[Layout rows]
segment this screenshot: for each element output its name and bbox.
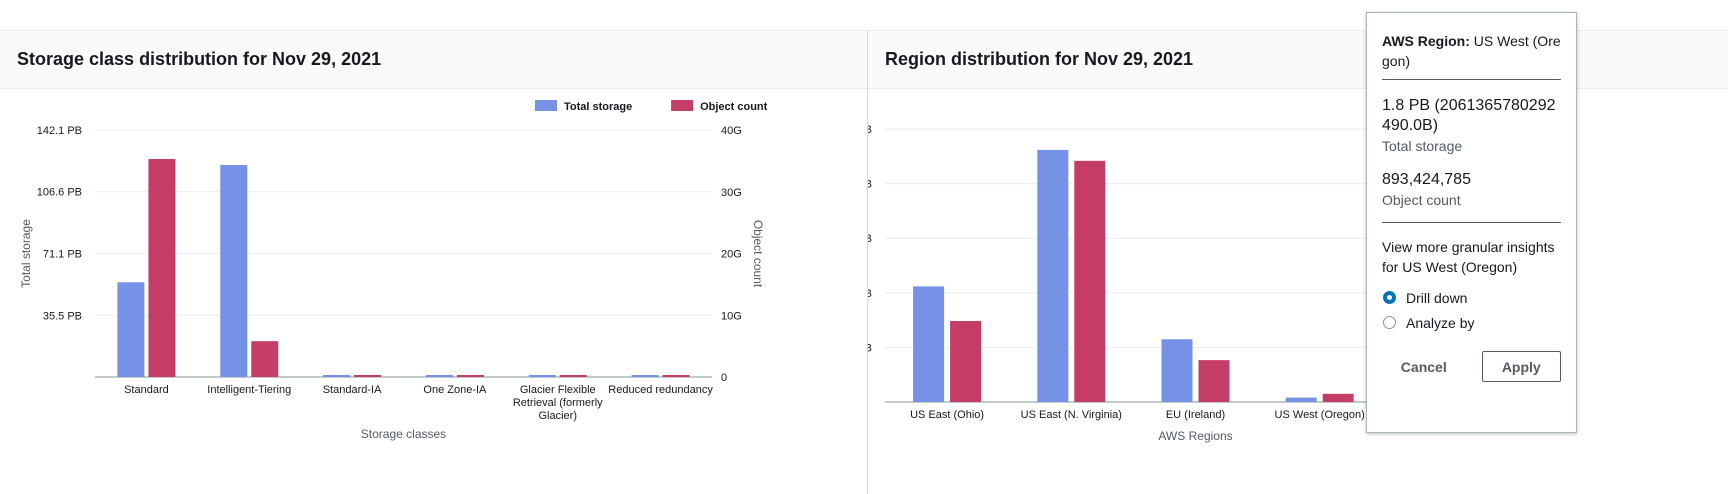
- bar-object-count: [1198, 360, 1230, 402]
- cancel-button[interactable]: Cancel: [1400, 358, 1447, 375]
- y-tick-label: 71.1 PB: [43, 248, 82, 260]
- x-tick-label: Reduced redundancy: [608, 384, 713, 396]
- x-tick-label: EU (Ireland): [1166, 409, 1225, 421]
- x-tick-label: One Zone-IA: [423, 384, 487, 396]
- region-panel: Region distribution for Nov 29, 2021 22.…: [868, 31, 1728, 494]
- bar-total-storage: [1037, 149, 1069, 402]
- legend-label: Object count: [700, 101, 768, 113]
- bar-object-count: [950, 321, 982, 402]
- bar-total-storage: [323, 374, 351, 377]
- y-tick-label: 66.6 PB: [868, 233, 872, 245]
- drill-down-radio[interactable]: [1383, 291, 1396, 304]
- popover-storage-label: Total storage: [1382, 138, 1463, 154]
- popover-count-label: Object count: [1382, 192, 1461, 208]
- popover-actions: Cancel Apply: [1382, 351, 1561, 382]
- x-axis-title: Storage classes: [361, 427, 446, 441]
- x-tick-label: US East (Ohio): [910, 409, 984, 421]
- y2-tick-label: 0: [721, 372, 727, 384]
- y2-tick-label: 10G: [721, 310, 742, 322]
- x-tick-label: US East (N. Virginia): [1021, 409, 1122, 421]
- x-tick-label: Intelligent-Tiering: [207, 384, 291, 396]
- popover-storage-value: 1.8 PB (2061365780292490.0B): [1382, 97, 1556, 134]
- bar-object-count: [354, 375, 382, 377]
- y-axis-title: Total storage: [19, 219, 33, 288]
- bar-total-storage: [220, 164, 248, 377]
- analyze-by-radio[interactable]: [1383, 316, 1396, 329]
- bar-object-count: [456, 375, 484, 377]
- legend-label: Total storage: [564, 101, 632, 113]
- y-tick-label: 142.1 PB: [37, 125, 82, 137]
- popover-divider-top: [1382, 79, 1561, 80]
- y2-tick-label: 40G: [721, 125, 742, 137]
- y2-tick-label: 30G: [721, 187, 742, 199]
- apply-button[interactable]: Apply: [1481, 351, 1561, 382]
- popover-insight-text: View more granular insights for US West …: [1382, 239, 1555, 275]
- y-tick-label: 35.5 PB: [43, 310, 82, 322]
- y-tick-label: 111.0 PB: [868, 124, 872, 136]
- bar-object-count: [1074, 160, 1106, 402]
- y2-tick-label: 20G: [721, 249, 742, 261]
- bar-total-storage: [913, 286, 945, 402]
- y-tick-label: 106.6 PB: [37, 187, 82, 199]
- bar-total-storage: [528, 375, 556, 377]
- drill-down-option[interactable]: Drill down: [1382, 285, 1561, 310]
- region-panel-header: Region distribution for Nov 29, 2021: [868, 31, 1728, 89]
- storage-class-panel-header: Storage class distribution for Nov 29, 2…: [0, 31, 867, 89]
- storage-class-panel-title: Storage class distribution for Nov 29, 2…: [17, 49, 382, 69]
- storage-class-chart: 35.5 PB 71.1 PB 106.6 PB 142.1 PB 0 10G 20G 30G…: [19, 100, 768, 441]
- bar-total-storage: [425, 375, 453, 377]
- region-details-popover: AWS Region: US West (Oregon) 1.8 PB (206…: [1366, 12, 1577, 433]
- bar-total-storage: [117, 282, 145, 377]
- x-tick-label: Glacier Flexible Retrieval (formerly Glaci…: [513, 384, 603, 422]
- popover-divider-bottom: [1382, 222, 1561, 223]
- y-tick-label: 88.8 PB: [868, 179, 872, 191]
- x-tick-label: Standard-IA: [323, 384, 382, 396]
- analyze-by-label: Analyze by: [1406, 314, 1475, 331]
- bar-total-storage: [1285, 397, 1317, 402]
- popover-count-value: 893,424,785: [1382, 171, 1471, 188]
- x-tick-label: Standard: [124, 384, 169, 396]
- x-tick-label: US West (Oregon): [1275, 409, 1365, 421]
- x-axis-title: AWS Regions: [1158, 429, 1232, 443]
- bar-object-count: [662, 375, 690, 377]
- bar-object-count: [1322, 393, 1354, 402]
- bar-total-storage: [631, 375, 659, 377]
- drill-down-label: Drill down: [1406, 289, 1468, 306]
- region-panel-title: Region distribution for Nov 29, 2021: [885, 49, 1194, 69]
- popover-region-line: AWS Region: US West (Oregon): [1382, 31, 1561, 71]
- popover-region-label: AWS Region:: [1382, 33, 1470, 49]
- legend-swatch: [535, 100, 557, 111]
- bar-object-count: [148, 159, 176, 377]
- bar-object-count: [251, 341, 279, 377]
- bar-total-storage: [1161, 339, 1193, 402]
- legend-swatch: [671, 100, 694, 111]
- region-chart: 22.2 PB44.4 PB66.6 PB88.8 PB111.0 PB06G1…: [868, 101, 1561, 443]
- y2-axis-title: Object count: [751, 220, 765, 288]
- popover-region-value: US West (Oregon): [1382, 33, 1561, 69]
- y-tick-label: 22.2 PB: [868, 342, 872, 354]
- y-tick-label: 44.4 PB: [868, 288, 872, 300]
- storage-class-panel: Storage class distribution for Nov 29, 2…: [0, 31, 868, 494]
- bar-object-count: [559, 375, 587, 377]
- analyze-by-option[interactable]: Analyze by: [1382, 310, 1561, 335]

> [REQUIRED TASK]: Give back every row above without changing a character, and leave the pictures out of your answer.

> [TASK ANSWER]:
segment this screenshot: for each element output its name and bbox.
- bar-object-count: [1198, 360, 1230, 402]
- cancel-button[interactable]: Cancel: [1400, 358, 1447, 375]
- y-tick-label: 71.1 PB: [43, 248, 82, 260]
- x-tick-label: Reduced redundancy: [608, 384, 713, 396]
- x-tick-label: EU (Ireland): [1166, 409, 1225, 421]
- x-tick-label: One Zone-IA: [423, 384, 487, 396]
- region-panel: Region distribution for Nov 29, 2021 22.…: [868, 31, 1728, 494]
- bar-total-storage: [1037, 149, 1069, 402]
- legend-label: Object count: [700, 101, 768, 113]
- bar-object-count: [950, 321, 982, 402]
- bar-total-storage: [323, 374, 351, 377]
- y-tick-label: 66.6 PB: [868, 233, 872, 245]
- drill-down-radio[interactable]: [1383, 291, 1396, 304]
- popover-storage-label: Total storage: [1382, 138, 1463, 154]
- popover-count-label: Object count: [1382, 192, 1461, 208]
- popover-actions: Cancel Apply: [1382, 351, 1561, 382]
- x-axis-title: Storage classes: [361, 427, 446, 441]
- x-tick-label: US East (Ohio): [910, 409, 984, 421]
- y2-tick-label: 0: [721, 372, 727, 384]
- y2-tick-label: 10G: [721, 310, 742, 322]
- x-tick-label: US East (N. Virginia): [1021, 409, 1122, 421]
- x-tick-label: Intelligent-Tiering: [207, 384, 291, 396]
- popover-storage-value: 1.8 PB (2061365780292490.0B): [1382, 97, 1556, 134]
- bar-object-count: [354, 375, 382, 377]
- y-axis-title: Total storage: [19, 219, 33, 288]
- bar-total-storage: [220, 164, 248, 377]
- analyze-by-radio[interactable]: [1383, 316, 1396, 329]
- bar-object-count: [456, 375, 484, 377]
- legend-label: Total storage: [564, 101, 632, 113]
- y-tick-label: 142.1 PB: [37, 125, 82, 137]
- popover-divider-top: [1382, 79, 1561, 80]
- y2-tick-label: 40G: [721, 125, 742, 137]
- y2-tick-label: 30G: [721, 187, 742, 199]
- apply-button[interactable]: Apply: [1481, 351, 1561, 382]
- popover-insight-text: View more granular insights for US West …: [1382, 239, 1555, 275]
- y-tick-label: 35.5 PB: [43, 310, 82, 322]
- y-tick-label: 111.0 PB: [868, 124, 872, 136]
- bar-object-count: [1074, 160, 1106, 402]
- y2-tick-label: 20G: [721, 249, 742, 261]
- bar-total-storage: [913, 286, 945, 402]
- y-tick-label: 106.6 PB: [37, 187, 82, 199]
- bar-total-storage: [528, 375, 556, 377]
- drill-down-option[interactable]: Drill down: [1382, 285, 1561, 310]
- region-panel-header: Region distribution for Nov 29, 2021: [868, 31, 1728, 89]
- storage-class-panel-header: Storage class distribution for Nov 29, 2…: [0, 31, 867, 89]
- storage-class-panel-title: Storage class distribution for Nov 29, 2…: [17, 49, 382, 69]
- storage-class-chart: 35.5 PB 71.1 PB 106.6 PB 142.1 PB 0 10G 20G 30G…: [19, 100, 768, 441]
- bar-total-storage: [425, 375, 453, 377]
- region-details-popover: AWS Region: US West (Oregon) 1.8 PB (206…: [1366, 12, 1577, 433]
- bar-total-storage: [117, 282, 145, 377]
- x-tick-label: Glacier Flexible Retrieval (formerly Glaci…: [513, 384, 603, 422]
- popover-divider-bottom: [1382, 222, 1561, 223]
- y-tick-label: 88.8 PB: [868, 179, 872, 191]
- x-tick-label: Standard-IA: [323, 384, 382, 396]
- analyze-by-label: Analyze by: [1406, 314, 1475, 331]
- bar-total-storage: [1285, 397, 1317, 402]
- popover-count-value: 893,424,785: [1382, 171, 1471, 188]
- x-tick-label: Standard: [124, 384, 169, 396]
- x-tick-label: US West (Oregon): [1275, 409, 1365, 421]
- x-axis-title: AWS Regions: [1158, 429, 1232, 443]
- bar-object-count: [662, 375, 690, 377]
- bar-object-count: [1322, 393, 1354, 402]
- bar-total-storage: [631, 375, 659, 377]
- drill-down-label: Drill down: [1406, 289, 1468, 306]
- region-panel-title: Region distribution for Nov 29, 2021: [885, 49, 1194, 69]
- popover-region-line: AWS Region: US West (Oregon): [1382, 31, 1561, 71]
- popover-region-label: AWS Region:: [1382, 33, 1470, 49]
- legend-swatch: [535, 100, 557, 111]
- bar-object-count: [148, 159, 176, 377]
- bar-object-count: [251, 341, 279, 377]
- bar-total-storage: [1161, 339, 1193, 402]
- legend-swatch: [671, 100, 694, 111]
- region-chart: 22.2 PB44.4 PB66.6 PB88.8 PB111.0 PB06G1…: [868, 101, 1561, 443]
- y2-axis-title: Object count: [751, 220, 765, 288]
- popover-region-value: US West (Oregon): [1382, 33, 1561, 69]
- y-tick-label: 22.2 PB: [868, 342, 872, 354]
- y-tick-label: 44.4 PB: [868, 288, 872, 300]
- storage-class-panel: Storage class distribution for Nov 29, 2…: [0, 31, 868, 494]
- bar-object-count: [559, 375, 587, 377]
- analyze-by-option[interactable]: Analyze by: [1382, 310, 1561, 335]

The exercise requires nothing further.